# WHAT IS NEEDED
Leave out the pictures and repeat the data exactly.

─── DATASET CONTENT ───

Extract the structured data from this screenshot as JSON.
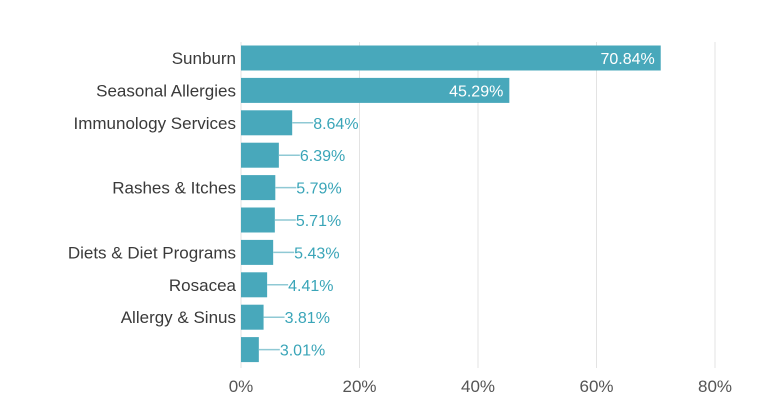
{
  "chart_data": {
    "type": "bar",
    "orientation": "horizontal",
    "categories": [
      "Sunburn",
      "Seasonal Allergies",
      "Immunology Services",
      "",
      "Rashes & Itches",
      "",
      "Diets & Diet Programs",
      "Rosacea",
      "Allergy & Sinus",
      ""
    ],
    "values": [
      70.84,
      45.29,
      8.64,
      6.39,
      5.79,
      5.71,
      5.43,
      4.41,
      3.81,
      3.01
    ],
    "value_labels": [
      "70.84%",
      "45.29%",
      "8.64%",
      "6.39%",
      "5.79%",
      "5.71%",
      "5.43%",
      "4.41%",
      "3.81%",
      "3.01%"
    ],
    "xlim": [
      0,
      80
    ],
    "xticks": [
      0,
      20,
      40,
      60,
      80
    ],
    "xtick_labels": [
      "0%",
      "20%",
      "40%",
      "60%",
      "80%"
    ],
    "grid": true,
    "title": "",
    "xlabel": "",
    "ylabel": "",
    "colors": {
      "bar": "#48a8bb",
      "label_outside": "#3aa5b8",
      "label_inside": "#ffffff",
      "grid": "#e3e3e3"
    }
  }
}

───

# TASK ANSWER
Extract the structured data from this screenshot as JSON.
{
  "chart_data": {
    "type": "bar",
    "orientation": "horizontal",
    "categories": [
      "Sunburn",
      "Seasonal Allergies",
      "Immunology Services",
      "",
      "Rashes & Itches",
      "",
      "Diets & Diet Programs",
      "Rosacea",
      "Allergy & Sinus",
      ""
    ],
    "values": [
      70.84,
      45.29,
      8.64,
      6.39,
      5.79,
      5.71,
      5.43,
      4.41,
      3.81,
      3.01
    ],
    "value_labels": [
      "70.84%",
      "45.29%",
      "8.64%",
      "6.39%",
      "5.79%",
      "5.71%",
      "5.43%",
      "4.41%",
      "3.81%",
      "3.01%"
    ],
    "xlim": [
      0,
      80
    ],
    "xticks": [
      0,
      20,
      40,
      60,
      80
    ],
    "xtick_labels": [
      "0%",
      "20%",
      "40%",
      "60%",
      "80%"
    ],
    "grid": true,
    "title": "",
    "xlabel": "",
    "ylabel": "",
    "colors": {
      "bar": "#48a8bb",
      "label_outside": "#3aa5b8",
      "label_inside": "#ffffff",
      "grid": "#e3e3e3"
    }
  }
}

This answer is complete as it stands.